WORKING DATA.
# # # # # # #
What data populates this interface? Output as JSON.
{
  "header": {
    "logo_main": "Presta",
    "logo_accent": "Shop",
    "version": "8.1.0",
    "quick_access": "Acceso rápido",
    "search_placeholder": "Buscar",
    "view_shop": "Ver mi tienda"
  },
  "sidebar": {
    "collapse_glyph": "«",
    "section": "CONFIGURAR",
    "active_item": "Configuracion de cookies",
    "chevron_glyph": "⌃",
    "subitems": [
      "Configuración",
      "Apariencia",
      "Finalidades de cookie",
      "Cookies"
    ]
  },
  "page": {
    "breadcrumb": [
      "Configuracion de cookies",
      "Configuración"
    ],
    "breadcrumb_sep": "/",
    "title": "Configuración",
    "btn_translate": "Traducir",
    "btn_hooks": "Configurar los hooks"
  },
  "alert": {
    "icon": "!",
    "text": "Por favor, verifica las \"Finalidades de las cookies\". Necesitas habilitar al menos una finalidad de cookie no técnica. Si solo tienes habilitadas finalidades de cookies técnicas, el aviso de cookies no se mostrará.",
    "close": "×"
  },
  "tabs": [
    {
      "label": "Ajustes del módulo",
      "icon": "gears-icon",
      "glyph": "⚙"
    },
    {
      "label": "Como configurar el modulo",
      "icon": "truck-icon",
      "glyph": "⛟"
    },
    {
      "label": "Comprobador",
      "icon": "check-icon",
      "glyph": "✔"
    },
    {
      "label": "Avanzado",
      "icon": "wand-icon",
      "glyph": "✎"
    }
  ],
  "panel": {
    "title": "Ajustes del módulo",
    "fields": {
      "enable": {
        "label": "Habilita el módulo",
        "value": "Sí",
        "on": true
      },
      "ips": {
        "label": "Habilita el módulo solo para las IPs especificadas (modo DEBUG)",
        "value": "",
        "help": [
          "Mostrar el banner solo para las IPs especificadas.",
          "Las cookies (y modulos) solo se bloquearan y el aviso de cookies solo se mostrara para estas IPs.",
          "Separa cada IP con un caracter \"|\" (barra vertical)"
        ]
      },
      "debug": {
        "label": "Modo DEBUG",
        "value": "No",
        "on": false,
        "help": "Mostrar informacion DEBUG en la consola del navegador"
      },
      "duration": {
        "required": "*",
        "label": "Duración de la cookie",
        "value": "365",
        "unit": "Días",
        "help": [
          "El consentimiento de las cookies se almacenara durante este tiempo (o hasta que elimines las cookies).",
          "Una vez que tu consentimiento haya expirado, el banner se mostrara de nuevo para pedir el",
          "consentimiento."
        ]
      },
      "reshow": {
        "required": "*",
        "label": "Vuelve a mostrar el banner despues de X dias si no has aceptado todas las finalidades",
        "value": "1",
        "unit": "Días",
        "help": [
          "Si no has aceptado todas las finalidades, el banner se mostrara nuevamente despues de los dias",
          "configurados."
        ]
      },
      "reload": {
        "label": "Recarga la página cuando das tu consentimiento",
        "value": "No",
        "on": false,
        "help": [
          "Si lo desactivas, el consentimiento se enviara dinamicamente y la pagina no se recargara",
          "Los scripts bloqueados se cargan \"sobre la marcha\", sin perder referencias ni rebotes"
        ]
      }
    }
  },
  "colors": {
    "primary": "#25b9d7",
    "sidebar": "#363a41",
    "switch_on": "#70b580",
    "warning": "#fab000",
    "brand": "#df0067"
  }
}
# # # # # # #
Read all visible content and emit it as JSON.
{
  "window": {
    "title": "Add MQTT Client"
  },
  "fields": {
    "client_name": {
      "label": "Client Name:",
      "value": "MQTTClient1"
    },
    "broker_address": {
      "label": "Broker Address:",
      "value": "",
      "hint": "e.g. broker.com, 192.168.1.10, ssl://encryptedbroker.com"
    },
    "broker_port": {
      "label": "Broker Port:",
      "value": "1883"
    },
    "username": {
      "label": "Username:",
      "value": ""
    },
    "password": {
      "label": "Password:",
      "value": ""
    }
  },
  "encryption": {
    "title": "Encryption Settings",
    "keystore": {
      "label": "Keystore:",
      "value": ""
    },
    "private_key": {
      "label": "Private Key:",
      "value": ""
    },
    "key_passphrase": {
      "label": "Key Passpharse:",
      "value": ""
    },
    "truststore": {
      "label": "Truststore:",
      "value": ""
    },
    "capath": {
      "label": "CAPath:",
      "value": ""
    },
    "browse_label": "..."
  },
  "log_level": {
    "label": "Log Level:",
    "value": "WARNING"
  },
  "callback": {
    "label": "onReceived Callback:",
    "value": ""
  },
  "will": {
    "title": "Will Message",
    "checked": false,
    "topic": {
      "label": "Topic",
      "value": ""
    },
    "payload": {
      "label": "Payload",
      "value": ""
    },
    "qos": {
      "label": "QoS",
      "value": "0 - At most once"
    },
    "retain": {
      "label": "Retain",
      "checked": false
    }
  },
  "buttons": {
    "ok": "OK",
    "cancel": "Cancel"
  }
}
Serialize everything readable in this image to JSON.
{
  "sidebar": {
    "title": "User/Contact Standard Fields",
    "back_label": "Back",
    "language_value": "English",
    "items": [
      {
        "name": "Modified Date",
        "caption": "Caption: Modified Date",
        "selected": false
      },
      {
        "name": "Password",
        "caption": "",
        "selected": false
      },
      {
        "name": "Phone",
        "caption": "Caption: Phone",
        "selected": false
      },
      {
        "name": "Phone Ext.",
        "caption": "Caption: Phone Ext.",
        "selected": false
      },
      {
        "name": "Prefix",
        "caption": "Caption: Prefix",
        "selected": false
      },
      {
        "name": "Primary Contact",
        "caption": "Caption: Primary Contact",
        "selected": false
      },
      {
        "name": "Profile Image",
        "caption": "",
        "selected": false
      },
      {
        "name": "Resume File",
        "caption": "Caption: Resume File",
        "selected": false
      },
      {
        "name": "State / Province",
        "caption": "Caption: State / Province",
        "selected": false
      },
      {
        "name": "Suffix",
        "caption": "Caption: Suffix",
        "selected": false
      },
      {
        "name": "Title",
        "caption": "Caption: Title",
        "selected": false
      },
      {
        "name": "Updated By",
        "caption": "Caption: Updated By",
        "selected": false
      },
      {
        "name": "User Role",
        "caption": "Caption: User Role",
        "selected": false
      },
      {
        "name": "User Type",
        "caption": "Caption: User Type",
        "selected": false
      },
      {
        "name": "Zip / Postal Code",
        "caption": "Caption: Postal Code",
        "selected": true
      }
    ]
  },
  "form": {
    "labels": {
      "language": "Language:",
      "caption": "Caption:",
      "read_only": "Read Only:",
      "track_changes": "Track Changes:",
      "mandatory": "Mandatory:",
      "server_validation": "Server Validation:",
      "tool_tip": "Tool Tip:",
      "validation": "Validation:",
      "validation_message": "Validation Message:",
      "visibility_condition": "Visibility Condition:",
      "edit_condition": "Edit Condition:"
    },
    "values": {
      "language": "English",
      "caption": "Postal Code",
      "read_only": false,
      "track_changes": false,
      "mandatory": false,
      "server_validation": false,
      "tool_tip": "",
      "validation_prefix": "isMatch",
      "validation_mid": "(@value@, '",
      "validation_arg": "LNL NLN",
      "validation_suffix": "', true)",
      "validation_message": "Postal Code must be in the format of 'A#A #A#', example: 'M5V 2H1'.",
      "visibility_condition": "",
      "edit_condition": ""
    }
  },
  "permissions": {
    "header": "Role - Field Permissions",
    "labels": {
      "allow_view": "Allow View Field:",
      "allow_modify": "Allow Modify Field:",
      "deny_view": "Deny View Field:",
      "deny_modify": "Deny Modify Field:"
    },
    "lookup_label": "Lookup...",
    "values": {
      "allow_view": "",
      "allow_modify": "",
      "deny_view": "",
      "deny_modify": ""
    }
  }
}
# # # # # # #
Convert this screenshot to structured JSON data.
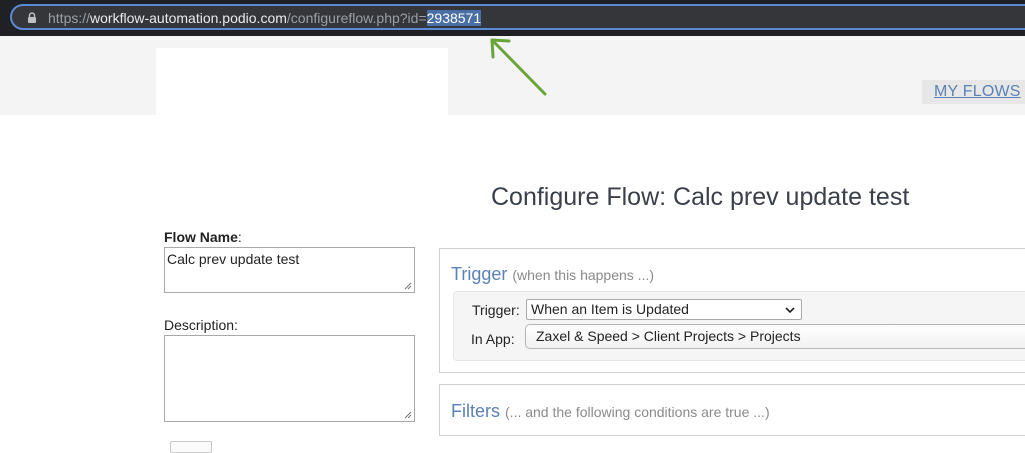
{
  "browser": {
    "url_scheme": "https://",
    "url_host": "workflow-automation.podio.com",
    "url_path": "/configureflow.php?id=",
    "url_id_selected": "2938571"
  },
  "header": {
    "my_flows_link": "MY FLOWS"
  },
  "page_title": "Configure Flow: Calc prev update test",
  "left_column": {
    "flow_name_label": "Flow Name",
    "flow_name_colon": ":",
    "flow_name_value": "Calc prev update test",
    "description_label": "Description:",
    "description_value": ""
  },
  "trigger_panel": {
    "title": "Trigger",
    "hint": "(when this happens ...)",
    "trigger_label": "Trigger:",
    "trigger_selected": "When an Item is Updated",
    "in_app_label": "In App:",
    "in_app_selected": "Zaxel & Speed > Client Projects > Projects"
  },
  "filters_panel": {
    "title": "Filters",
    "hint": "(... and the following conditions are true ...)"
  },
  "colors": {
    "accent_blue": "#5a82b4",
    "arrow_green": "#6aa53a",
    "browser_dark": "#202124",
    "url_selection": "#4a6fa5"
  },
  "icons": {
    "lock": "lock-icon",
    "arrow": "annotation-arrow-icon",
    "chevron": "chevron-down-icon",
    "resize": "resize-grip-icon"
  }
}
# # # # # # #
Find the lines with the string "Configuración" and reproduce them.

      "Configuración",
      "Configuración"
    "title": "Configuración",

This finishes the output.